══ Data lines
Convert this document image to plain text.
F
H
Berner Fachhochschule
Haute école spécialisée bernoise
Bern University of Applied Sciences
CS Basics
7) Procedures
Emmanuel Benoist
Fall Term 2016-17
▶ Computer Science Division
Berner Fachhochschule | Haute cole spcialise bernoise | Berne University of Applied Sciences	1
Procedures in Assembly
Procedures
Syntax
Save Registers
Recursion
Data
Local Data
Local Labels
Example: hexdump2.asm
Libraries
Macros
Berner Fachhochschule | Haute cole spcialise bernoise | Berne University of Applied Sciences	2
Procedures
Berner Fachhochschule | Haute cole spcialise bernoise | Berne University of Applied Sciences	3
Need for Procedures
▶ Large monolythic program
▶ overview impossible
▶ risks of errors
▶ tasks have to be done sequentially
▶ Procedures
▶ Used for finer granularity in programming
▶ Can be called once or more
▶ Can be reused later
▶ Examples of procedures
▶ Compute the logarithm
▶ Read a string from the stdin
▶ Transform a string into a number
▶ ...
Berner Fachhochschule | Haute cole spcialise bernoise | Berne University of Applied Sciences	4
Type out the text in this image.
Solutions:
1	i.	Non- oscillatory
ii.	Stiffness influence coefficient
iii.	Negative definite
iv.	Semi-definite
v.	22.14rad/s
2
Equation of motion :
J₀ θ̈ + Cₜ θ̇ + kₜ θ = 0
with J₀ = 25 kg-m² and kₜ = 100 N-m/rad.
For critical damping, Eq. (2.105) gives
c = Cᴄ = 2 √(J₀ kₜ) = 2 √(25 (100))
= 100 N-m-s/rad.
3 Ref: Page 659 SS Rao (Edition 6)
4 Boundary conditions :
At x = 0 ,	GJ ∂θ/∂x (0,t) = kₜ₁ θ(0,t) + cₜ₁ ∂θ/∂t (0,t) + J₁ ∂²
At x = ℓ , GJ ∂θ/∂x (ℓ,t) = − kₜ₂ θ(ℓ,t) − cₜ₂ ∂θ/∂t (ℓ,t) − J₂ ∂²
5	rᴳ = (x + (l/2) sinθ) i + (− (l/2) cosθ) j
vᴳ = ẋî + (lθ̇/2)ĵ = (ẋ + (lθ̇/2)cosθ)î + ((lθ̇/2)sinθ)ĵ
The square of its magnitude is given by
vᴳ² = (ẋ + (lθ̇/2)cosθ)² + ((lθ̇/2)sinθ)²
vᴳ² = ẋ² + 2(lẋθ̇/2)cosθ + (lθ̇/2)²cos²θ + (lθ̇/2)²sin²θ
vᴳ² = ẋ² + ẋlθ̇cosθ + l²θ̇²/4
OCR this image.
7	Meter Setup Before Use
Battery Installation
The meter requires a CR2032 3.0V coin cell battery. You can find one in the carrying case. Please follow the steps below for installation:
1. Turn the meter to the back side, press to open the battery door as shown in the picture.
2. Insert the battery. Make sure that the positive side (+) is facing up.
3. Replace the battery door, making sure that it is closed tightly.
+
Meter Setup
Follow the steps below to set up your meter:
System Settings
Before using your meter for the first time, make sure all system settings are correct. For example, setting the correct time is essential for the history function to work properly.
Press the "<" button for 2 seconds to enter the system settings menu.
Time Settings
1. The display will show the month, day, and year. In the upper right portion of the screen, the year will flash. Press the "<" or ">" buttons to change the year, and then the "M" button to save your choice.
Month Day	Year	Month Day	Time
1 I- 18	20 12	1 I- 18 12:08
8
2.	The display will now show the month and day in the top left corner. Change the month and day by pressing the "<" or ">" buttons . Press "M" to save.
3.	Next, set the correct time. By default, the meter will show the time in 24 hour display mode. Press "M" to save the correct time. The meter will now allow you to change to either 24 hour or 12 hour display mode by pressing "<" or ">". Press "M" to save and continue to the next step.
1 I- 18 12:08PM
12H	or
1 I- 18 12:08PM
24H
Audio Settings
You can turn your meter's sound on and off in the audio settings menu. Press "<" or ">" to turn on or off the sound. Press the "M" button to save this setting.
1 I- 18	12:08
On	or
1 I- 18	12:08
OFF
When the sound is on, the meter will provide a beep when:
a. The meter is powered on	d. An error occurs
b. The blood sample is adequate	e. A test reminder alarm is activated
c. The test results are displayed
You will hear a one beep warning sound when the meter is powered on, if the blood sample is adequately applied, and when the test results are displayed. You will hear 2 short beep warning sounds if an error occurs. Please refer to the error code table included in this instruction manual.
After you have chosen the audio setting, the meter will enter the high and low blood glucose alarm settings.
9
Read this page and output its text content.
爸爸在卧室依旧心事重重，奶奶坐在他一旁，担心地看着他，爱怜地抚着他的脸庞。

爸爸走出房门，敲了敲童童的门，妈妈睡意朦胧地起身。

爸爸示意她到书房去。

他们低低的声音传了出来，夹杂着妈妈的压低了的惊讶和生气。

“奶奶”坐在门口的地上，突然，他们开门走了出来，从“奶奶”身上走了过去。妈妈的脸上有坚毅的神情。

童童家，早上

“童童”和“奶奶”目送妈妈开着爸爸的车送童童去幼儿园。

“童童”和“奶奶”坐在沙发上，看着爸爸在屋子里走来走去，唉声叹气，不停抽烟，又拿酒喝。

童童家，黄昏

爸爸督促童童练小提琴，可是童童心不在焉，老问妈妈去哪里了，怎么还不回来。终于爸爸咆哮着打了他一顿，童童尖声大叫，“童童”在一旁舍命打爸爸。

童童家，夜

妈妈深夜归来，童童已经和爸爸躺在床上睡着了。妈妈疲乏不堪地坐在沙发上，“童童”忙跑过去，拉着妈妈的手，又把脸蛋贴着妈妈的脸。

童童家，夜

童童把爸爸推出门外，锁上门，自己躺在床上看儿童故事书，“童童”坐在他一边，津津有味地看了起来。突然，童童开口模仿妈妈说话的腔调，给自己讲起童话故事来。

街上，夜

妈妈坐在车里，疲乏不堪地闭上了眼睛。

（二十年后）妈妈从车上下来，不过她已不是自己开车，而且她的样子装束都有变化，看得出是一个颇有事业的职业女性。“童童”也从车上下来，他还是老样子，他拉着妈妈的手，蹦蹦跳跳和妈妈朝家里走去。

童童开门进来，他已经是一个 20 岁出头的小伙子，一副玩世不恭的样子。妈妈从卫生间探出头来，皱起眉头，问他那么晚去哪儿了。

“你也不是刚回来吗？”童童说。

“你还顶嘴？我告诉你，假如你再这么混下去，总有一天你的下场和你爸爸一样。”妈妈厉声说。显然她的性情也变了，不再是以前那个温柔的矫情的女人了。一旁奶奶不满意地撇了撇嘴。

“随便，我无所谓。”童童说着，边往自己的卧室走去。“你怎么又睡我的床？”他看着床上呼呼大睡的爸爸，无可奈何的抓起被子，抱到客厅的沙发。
════
### Exercise task
Where a line of the material above holds the string "pressing", copy that line.

### Finished task
2.	The display will now show the month and day in the top left corner. Change the month and day by pressing the "<" or ">" buttons . Press "M" to save.
3.	Next, set the correct time. By default, the meter will show the time in 24 hour display mode. Press "M" to save the correct time. The meter will now allow you to change to either 24 hour or 12 hour display mode by pressing "<" or ">". Press "M" to save and continue to the next step.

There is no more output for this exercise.